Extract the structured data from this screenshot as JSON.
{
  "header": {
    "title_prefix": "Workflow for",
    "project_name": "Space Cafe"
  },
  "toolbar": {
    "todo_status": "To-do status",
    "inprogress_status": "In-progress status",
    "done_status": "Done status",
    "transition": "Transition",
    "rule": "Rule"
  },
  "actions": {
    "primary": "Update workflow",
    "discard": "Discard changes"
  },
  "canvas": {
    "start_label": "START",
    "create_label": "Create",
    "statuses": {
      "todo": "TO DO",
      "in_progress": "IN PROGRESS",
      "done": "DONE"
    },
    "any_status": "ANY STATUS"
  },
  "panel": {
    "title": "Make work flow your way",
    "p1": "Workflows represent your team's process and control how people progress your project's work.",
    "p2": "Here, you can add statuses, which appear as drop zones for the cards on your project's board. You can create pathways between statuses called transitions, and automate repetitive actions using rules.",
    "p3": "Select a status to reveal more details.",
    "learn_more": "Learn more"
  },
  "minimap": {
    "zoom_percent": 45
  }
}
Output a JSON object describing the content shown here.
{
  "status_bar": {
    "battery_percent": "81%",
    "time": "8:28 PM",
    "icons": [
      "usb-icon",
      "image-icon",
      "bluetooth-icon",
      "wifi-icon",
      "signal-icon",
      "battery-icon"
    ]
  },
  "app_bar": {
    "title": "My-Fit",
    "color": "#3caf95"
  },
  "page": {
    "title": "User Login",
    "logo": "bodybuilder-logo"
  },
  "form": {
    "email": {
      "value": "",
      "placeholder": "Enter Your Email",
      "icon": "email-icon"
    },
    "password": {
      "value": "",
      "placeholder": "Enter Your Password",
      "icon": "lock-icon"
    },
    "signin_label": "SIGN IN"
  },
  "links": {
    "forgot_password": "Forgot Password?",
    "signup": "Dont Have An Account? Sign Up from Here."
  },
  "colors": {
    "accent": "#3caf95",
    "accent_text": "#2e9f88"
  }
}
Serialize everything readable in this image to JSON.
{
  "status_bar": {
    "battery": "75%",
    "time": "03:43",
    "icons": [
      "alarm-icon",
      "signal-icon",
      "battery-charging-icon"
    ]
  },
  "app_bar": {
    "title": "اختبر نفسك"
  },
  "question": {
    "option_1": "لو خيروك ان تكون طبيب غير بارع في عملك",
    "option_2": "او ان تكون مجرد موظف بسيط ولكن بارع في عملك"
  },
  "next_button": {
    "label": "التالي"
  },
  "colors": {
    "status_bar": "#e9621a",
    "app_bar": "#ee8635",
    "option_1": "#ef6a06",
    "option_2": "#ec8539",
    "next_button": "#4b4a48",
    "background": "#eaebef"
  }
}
- - -
Reproduce the records above exactly as they appear.

Extract the structured data from this screenshot as JSON.
{
  "header": {
    "title_prefix": "Workflow for",
    "project_name": "Space Cafe"
  },
  "toolbar": {
    "todo_status": "To-do status",
    "inprogress_status": "In-progress status",
    "done_status": "Done status",
    "transition": "Transition",
    "rule": "Rule"
  },
  "actions": {
    "primary": "Update workflow",
    "discard": "Discard changes"
  },
  "canvas": {
    "start_label": "START",
    "create_label": "Create",
    "statuses": {
      "todo": "TO DO",
      "in_progress": "IN PROGRESS",
      "done": "DONE"
    },
    "any_status": "ANY STATUS"
  },
  "panel": {
    "title": "Make work flow your way",
    "p1": "Workflows represent your team's process and control how people progress your project's work.",
    "p2": "Here, you can add statuses, which appear as drop zones for the cards on your project's board. You can create pathways between statuses called transitions, and automate repetitive actions using rules.",
    "p3": "Select a status to reveal more details.",
    "learn_more": "Learn more"
  },
  "minimap": {
    "zoom_percent": 45
  }
}
Output a JSON object describing the content shown here.
{
  "status_bar": {
    "battery_percent": "81%",
    "time": "8:28 PM",
    "icons": [
      "usb-icon",
      "image-icon",
      "bluetooth-icon",
      "wifi-icon",
      "signal-icon",
      "battery-icon"
    ]
  },
  "app_bar": {
    "title": "My-Fit",
    "color": "#3caf95"
  },
  "page": {
    "title": "User Login",
    "logo": "bodybuilder-logo"
  },
  "form": {
    "email": {
      "value": "",
      "placeholder": "Enter Your Email",
      "icon": "email-icon"
    },
    "password": {
      "value": "",
      "placeholder": "Enter Your Password",
      "icon": "lock-icon"
    },
    "signin_label": "SIGN IN"
  },
  "links": {
    "forgot_password": "Forgot Password?",
    "signup": "Dont Have An Account? Sign Up from Here."
  },
  "colors": {
    "accent": "#3caf95",
    "accent_text": "#2e9f88"
  }
}
Serialize everything readable in this image to JSON.
{
  "status_bar": {
    "battery": "75%",
    "time": "03:43",
    "icons": [
      "alarm-icon",
      "signal-icon",
      "battery-charging-icon"
    ]
  },
  "app_bar": {
    "title": "اختبر نفسك"
  },
  "question": {
    "option_1": "لو خيروك ان تكون طبيب غير بارع في عملك",
    "option_2": "او ان تكون مجرد موظف بسيط ولكن بارع في عملك"
  },
  "next_button": {
    "label": "التالي"
  },
  "colors": {
    "status_bar": "#e9621a",
    "app_bar": "#ee8635",
    "option_1": "#ef6a06",
    "option_2": "#ec8539",
    "next_button": "#4b4a48",
    "background": "#eaebef"
  }
}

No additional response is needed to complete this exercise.